■ **Given entries**

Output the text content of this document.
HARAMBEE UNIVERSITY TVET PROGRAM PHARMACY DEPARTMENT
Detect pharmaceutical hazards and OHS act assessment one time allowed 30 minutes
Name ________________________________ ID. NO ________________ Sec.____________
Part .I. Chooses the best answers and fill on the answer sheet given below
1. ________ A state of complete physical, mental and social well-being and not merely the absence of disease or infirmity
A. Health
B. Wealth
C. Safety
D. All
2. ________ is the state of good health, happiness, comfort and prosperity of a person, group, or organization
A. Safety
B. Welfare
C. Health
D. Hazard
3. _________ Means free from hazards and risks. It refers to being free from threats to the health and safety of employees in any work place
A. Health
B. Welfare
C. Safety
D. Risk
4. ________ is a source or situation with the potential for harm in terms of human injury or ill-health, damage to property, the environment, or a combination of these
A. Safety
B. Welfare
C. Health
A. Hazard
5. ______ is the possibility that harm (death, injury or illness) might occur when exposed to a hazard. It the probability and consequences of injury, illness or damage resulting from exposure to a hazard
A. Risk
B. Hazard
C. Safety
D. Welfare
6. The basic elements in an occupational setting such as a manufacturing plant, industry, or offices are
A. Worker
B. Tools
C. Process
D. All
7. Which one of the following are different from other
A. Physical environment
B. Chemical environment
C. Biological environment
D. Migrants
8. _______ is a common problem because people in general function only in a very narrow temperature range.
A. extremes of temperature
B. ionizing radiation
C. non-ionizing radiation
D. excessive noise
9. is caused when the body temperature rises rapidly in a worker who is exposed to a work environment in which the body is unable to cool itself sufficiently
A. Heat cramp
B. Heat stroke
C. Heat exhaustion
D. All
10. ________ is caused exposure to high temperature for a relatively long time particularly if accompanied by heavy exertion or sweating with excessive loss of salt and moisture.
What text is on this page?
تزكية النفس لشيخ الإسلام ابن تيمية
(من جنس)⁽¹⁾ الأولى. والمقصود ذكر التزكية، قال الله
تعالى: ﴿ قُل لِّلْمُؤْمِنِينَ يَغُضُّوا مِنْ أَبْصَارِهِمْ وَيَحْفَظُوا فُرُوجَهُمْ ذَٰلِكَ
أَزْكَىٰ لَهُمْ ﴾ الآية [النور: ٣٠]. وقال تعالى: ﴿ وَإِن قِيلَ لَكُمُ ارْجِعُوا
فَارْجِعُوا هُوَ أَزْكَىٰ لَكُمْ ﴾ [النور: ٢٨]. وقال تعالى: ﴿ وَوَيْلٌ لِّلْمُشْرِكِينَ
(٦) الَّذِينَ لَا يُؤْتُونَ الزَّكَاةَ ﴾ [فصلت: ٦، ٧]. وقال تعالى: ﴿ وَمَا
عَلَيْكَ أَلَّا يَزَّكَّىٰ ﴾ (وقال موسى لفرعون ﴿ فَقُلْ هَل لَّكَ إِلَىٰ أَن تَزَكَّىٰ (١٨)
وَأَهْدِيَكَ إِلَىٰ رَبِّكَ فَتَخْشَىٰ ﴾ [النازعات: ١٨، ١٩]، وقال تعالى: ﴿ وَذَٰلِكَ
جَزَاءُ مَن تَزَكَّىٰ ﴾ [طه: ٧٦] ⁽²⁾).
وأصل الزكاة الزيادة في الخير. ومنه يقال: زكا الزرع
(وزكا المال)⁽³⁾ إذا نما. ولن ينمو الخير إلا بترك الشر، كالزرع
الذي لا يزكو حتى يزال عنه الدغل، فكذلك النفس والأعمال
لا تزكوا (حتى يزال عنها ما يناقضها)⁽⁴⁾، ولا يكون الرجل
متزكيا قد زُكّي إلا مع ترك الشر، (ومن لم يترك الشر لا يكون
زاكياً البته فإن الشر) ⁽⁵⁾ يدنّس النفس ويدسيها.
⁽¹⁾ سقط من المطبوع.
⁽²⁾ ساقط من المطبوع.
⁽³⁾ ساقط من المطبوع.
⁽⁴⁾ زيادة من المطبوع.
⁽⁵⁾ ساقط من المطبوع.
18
---
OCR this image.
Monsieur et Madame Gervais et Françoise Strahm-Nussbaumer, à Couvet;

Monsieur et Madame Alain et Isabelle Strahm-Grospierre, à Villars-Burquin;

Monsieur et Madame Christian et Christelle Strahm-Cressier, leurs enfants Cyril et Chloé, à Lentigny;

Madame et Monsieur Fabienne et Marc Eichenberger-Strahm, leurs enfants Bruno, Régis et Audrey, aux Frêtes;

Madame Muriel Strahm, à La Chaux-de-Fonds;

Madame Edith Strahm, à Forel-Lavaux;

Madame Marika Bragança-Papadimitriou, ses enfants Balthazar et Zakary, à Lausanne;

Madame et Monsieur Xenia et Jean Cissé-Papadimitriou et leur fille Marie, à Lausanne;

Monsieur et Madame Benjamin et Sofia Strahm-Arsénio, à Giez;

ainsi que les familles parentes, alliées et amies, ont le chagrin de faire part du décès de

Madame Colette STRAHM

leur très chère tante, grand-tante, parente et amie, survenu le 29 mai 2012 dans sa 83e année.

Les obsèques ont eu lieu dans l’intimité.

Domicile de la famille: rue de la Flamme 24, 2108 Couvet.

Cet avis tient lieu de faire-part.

■ **Description of the task**
In the lines above, find each one with "النفس" and list it.

■ **Task result**
تزكية النفس لشيخ الإسلام ابن تيمية
الذي لا يزكو حتى يزال عنه الدغل، فكذلك النفس والأعمال
زاكياً البته فإن الشر) ⁽⁵⁾ يدنّس النفس ويدسيها.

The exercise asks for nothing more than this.